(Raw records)
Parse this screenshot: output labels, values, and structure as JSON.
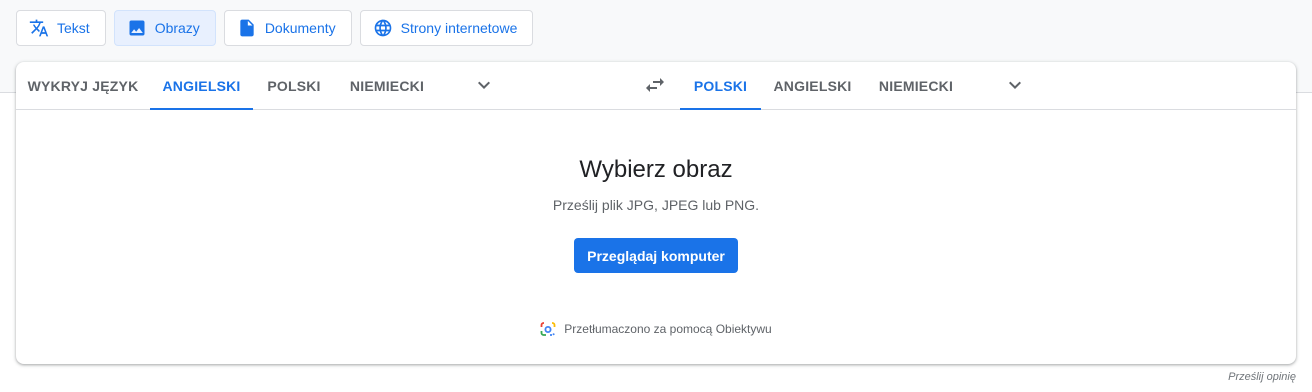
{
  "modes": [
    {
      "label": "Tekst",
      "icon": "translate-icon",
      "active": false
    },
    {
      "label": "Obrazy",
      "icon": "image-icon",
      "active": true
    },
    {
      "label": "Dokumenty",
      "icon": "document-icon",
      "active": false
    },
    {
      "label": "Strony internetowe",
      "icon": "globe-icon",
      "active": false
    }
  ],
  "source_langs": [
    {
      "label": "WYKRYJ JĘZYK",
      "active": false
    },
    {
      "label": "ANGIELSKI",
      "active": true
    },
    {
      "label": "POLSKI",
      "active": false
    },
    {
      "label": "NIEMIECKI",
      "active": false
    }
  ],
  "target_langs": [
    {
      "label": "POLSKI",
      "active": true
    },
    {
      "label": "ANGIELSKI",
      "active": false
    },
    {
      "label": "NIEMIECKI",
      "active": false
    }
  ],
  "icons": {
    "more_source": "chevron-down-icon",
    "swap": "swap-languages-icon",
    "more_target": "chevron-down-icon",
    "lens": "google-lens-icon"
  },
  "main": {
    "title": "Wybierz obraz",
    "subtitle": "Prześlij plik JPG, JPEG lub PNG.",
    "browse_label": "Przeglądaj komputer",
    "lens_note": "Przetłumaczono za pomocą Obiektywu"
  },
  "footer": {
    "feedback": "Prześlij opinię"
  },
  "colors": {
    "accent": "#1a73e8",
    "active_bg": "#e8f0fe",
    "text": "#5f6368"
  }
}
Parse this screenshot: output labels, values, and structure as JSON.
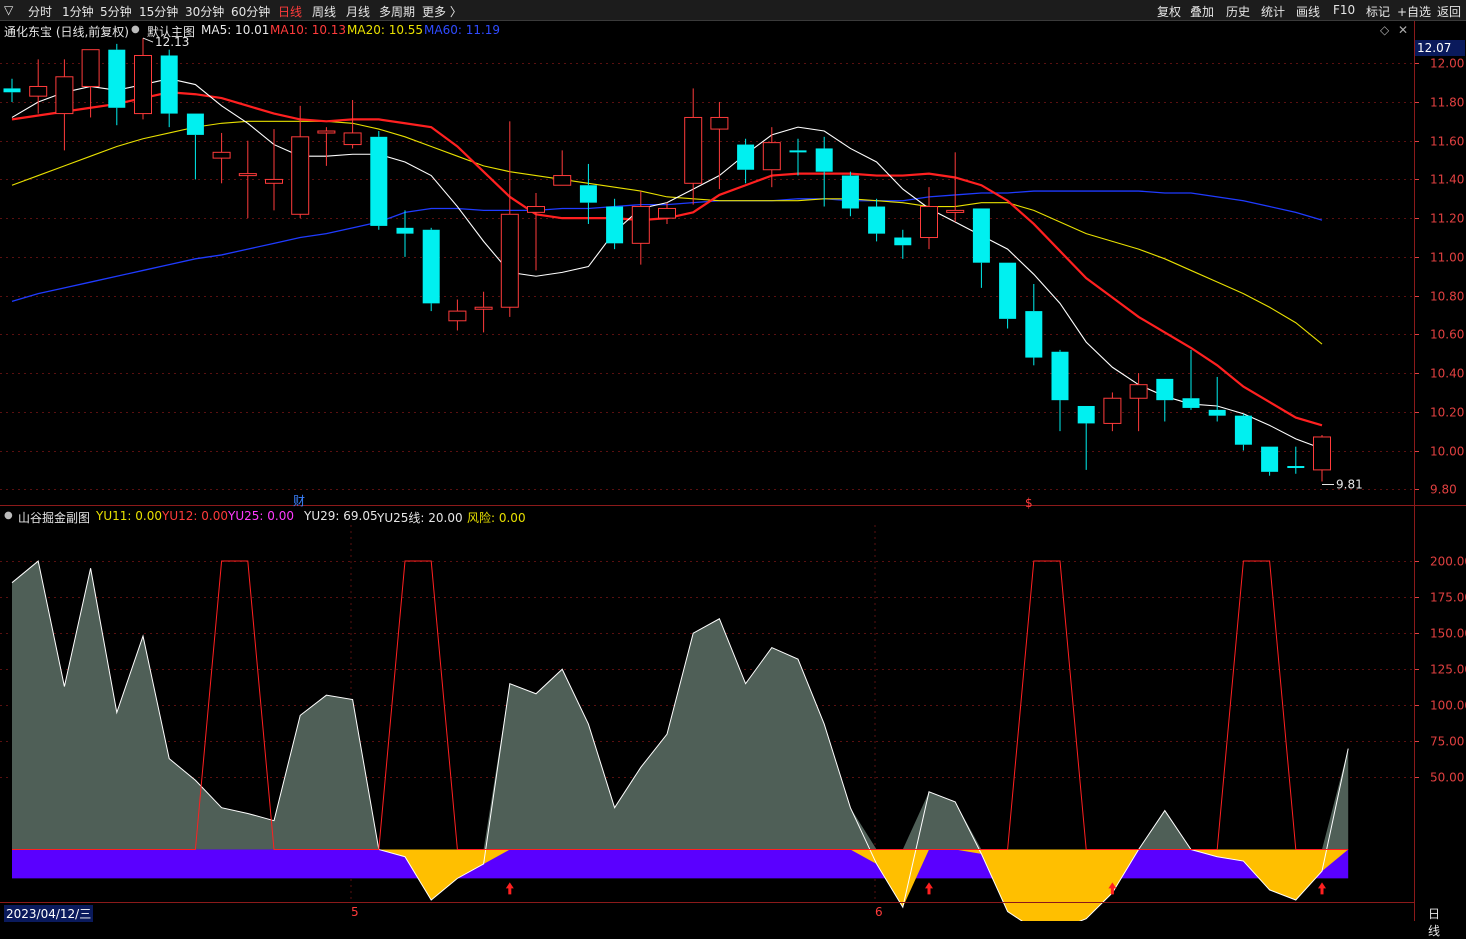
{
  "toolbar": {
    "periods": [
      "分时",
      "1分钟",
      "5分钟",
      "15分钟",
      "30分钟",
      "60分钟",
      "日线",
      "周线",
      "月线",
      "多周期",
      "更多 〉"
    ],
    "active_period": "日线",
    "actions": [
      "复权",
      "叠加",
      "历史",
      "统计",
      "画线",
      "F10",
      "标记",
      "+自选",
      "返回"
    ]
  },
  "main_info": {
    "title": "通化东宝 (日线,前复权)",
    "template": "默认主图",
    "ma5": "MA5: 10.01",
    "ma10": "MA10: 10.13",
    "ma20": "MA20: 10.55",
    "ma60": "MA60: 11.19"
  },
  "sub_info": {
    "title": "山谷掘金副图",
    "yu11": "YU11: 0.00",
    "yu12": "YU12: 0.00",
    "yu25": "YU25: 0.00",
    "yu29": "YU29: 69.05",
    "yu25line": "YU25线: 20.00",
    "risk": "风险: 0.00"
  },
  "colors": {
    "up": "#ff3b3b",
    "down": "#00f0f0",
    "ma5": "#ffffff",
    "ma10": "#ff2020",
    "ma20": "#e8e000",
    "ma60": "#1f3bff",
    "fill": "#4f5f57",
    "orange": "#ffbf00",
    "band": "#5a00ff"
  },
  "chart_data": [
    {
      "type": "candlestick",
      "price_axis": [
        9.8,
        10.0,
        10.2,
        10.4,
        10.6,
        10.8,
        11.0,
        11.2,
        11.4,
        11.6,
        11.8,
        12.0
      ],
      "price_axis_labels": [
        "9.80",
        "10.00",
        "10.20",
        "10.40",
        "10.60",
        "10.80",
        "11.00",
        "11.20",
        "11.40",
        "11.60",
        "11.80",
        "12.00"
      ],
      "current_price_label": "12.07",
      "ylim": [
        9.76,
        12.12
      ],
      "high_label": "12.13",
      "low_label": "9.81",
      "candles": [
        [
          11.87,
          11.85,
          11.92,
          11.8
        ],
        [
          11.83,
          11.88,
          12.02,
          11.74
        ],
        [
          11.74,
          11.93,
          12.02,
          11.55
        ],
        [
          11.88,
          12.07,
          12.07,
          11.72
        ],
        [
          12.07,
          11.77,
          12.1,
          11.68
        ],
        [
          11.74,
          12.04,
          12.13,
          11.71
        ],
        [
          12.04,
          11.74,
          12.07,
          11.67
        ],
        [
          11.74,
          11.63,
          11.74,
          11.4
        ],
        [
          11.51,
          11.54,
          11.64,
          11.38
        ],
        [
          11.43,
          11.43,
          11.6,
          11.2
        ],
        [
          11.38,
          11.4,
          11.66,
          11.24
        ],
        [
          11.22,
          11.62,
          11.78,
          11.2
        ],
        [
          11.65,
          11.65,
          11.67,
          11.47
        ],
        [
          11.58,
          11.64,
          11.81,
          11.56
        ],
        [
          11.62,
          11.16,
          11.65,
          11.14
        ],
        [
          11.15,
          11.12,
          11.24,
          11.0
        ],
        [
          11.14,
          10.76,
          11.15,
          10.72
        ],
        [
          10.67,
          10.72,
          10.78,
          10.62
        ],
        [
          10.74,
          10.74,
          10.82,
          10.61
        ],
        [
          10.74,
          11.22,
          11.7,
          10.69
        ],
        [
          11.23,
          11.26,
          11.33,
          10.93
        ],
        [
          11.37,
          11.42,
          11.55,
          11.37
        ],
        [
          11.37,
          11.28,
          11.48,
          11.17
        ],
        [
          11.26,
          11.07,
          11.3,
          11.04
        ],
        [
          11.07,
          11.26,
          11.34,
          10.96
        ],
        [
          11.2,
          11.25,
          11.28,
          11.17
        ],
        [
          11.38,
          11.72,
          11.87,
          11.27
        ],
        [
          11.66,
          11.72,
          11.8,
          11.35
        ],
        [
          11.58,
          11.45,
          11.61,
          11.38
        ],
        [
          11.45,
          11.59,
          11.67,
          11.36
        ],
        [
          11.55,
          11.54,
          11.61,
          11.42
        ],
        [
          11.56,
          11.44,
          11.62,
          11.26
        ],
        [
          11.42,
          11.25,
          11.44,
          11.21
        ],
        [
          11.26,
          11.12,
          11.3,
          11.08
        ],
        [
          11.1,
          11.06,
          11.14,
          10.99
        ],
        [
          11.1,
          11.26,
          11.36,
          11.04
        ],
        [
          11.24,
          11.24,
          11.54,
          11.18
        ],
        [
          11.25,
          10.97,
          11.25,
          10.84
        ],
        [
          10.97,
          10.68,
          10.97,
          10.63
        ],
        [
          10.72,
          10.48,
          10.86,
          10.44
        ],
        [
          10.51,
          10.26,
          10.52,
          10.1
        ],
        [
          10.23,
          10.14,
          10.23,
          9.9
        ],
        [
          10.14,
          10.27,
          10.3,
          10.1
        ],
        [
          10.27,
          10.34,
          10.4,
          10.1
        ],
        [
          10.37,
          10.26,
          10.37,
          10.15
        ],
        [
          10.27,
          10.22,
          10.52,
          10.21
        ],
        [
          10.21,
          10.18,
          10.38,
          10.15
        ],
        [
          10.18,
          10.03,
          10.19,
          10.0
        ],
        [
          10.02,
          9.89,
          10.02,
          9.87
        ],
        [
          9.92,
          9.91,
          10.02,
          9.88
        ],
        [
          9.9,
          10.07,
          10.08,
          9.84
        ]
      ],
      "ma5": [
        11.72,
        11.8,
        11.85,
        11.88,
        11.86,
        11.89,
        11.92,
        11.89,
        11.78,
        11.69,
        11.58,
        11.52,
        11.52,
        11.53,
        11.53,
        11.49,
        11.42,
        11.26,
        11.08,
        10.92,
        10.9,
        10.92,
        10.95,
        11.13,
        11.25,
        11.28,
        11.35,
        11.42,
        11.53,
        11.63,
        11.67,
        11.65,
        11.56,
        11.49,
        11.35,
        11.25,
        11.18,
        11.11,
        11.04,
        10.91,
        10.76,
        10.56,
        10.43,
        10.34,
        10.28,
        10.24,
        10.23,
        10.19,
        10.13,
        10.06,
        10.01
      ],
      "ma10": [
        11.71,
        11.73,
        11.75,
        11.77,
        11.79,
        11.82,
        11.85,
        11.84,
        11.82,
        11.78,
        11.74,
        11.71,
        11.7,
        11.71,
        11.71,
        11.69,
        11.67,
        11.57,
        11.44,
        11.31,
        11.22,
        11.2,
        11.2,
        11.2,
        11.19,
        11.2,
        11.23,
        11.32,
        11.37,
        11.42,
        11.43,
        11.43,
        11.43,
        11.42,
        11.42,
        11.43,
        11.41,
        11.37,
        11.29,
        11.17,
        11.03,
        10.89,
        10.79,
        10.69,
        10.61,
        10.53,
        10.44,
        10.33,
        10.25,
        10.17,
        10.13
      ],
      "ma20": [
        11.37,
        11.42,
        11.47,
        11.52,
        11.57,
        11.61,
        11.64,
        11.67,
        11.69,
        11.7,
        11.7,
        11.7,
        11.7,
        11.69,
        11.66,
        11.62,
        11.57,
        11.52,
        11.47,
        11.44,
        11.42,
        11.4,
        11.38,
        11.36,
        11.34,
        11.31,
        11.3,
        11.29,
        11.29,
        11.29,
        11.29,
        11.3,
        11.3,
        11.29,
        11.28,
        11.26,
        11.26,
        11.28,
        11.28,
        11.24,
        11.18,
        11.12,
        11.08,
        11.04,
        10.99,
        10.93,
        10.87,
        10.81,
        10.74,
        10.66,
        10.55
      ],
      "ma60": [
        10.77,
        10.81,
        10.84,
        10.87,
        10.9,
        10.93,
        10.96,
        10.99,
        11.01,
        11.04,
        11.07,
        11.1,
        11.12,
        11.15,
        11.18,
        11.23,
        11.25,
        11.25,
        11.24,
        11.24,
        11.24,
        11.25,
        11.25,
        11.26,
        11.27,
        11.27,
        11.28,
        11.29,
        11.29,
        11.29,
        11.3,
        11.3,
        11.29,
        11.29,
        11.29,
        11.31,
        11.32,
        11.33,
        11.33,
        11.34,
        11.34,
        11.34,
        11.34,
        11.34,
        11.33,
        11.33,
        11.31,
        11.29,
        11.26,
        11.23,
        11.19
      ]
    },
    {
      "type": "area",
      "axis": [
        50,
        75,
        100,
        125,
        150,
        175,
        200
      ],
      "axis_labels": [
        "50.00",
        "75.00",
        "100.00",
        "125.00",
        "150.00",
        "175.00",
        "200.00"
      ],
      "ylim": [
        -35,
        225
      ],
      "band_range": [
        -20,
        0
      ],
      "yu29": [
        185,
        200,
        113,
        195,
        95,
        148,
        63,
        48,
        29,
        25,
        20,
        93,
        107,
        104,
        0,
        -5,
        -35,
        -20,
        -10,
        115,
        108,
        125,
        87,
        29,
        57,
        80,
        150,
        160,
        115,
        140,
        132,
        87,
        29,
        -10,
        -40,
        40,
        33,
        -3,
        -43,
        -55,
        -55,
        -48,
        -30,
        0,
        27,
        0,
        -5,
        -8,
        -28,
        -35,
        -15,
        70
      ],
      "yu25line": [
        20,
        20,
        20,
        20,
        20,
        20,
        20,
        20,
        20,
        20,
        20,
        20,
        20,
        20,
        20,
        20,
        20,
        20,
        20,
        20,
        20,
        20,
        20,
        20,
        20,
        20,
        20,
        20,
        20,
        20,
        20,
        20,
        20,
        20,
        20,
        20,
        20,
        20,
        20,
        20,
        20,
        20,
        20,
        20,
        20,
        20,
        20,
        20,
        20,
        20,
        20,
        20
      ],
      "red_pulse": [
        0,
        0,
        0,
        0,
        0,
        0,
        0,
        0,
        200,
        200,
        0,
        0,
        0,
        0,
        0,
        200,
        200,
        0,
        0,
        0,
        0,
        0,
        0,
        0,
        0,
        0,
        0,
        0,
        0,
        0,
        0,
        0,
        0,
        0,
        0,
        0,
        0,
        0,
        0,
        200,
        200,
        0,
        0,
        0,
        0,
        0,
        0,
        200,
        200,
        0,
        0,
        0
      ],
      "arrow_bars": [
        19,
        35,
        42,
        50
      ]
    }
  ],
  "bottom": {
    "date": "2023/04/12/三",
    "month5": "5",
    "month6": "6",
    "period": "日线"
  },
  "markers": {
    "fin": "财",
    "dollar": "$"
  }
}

---

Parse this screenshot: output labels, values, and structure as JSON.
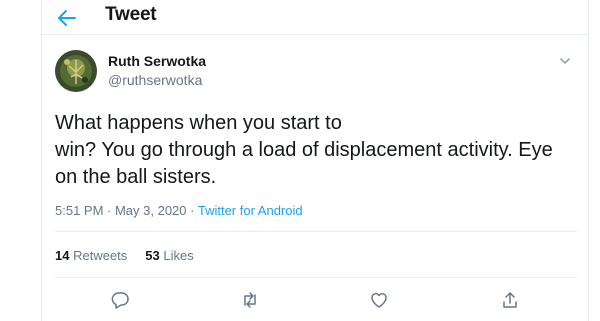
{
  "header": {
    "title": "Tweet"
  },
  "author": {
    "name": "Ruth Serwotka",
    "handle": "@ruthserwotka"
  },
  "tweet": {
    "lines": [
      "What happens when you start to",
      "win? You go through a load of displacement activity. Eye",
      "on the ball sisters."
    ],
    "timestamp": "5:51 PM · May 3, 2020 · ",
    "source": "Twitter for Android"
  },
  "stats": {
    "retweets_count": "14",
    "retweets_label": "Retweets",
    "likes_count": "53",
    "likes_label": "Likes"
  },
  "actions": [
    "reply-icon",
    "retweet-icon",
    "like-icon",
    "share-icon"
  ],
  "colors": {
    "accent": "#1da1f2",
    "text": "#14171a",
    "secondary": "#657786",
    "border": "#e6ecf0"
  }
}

#### [What to do]
Pull out all lines from the entries above that include the word "down".

#### [Finished answer]
    "more_source": "chevron-down-icon",
    "more_target": "chevron-down-icon",
    "down": "#00f0f0",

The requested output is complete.